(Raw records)
----

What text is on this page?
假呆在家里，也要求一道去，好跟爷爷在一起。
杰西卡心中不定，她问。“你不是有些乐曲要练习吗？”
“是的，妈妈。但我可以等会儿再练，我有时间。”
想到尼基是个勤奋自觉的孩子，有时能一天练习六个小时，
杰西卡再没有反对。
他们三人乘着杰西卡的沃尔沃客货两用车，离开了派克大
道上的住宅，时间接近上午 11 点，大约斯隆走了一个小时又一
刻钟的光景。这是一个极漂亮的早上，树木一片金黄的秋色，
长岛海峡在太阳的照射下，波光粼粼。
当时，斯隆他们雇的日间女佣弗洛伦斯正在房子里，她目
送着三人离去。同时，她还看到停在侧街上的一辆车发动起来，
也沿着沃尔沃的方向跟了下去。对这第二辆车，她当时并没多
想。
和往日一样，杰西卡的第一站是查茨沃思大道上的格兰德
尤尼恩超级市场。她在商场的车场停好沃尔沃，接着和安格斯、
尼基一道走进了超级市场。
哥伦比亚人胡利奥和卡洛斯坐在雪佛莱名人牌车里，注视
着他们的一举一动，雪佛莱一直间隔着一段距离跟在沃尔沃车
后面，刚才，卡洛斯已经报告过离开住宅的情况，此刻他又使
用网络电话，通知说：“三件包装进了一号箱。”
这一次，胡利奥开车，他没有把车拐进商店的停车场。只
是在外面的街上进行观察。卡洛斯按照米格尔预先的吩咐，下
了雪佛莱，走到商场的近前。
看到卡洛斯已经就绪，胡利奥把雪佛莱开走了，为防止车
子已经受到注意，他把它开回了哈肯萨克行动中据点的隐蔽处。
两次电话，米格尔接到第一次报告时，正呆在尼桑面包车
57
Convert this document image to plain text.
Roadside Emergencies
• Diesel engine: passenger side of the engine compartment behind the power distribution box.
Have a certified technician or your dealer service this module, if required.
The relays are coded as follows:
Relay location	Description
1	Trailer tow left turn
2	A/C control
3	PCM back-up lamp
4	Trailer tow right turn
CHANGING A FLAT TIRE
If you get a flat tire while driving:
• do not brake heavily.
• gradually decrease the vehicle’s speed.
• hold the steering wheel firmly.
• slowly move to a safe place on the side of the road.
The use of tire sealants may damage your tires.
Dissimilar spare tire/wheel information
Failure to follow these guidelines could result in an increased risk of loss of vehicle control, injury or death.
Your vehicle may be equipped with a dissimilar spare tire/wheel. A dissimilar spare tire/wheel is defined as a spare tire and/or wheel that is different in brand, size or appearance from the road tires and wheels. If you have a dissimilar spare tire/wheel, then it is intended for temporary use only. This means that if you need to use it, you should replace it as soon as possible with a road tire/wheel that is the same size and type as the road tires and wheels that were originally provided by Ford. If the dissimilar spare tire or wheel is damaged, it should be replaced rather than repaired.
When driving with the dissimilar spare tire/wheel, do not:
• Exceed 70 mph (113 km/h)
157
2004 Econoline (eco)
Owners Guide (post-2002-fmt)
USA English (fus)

----

For the listing above, identify each line bearing "with".

Your vehicle may be equipped with a dissimilar spare tire/wheel. A dissimilar spare tire/wheel is defined as a spare tire and/or wheel that is different in brand, size or appearance from the road tires and wheels. If you have a dissimilar spare tire/wheel, then it is intended for temporary use only. This means that if you need to use it, you should replace it as soon as possible with a road tire/wheel that is the same size and type as the road tires and wheels that were originally provided by Ford. If the dissimilar spare tire or wheel is damaged, it should be replaced rather than repaired.
When driving with the dissimilar spare tire/wheel, do not:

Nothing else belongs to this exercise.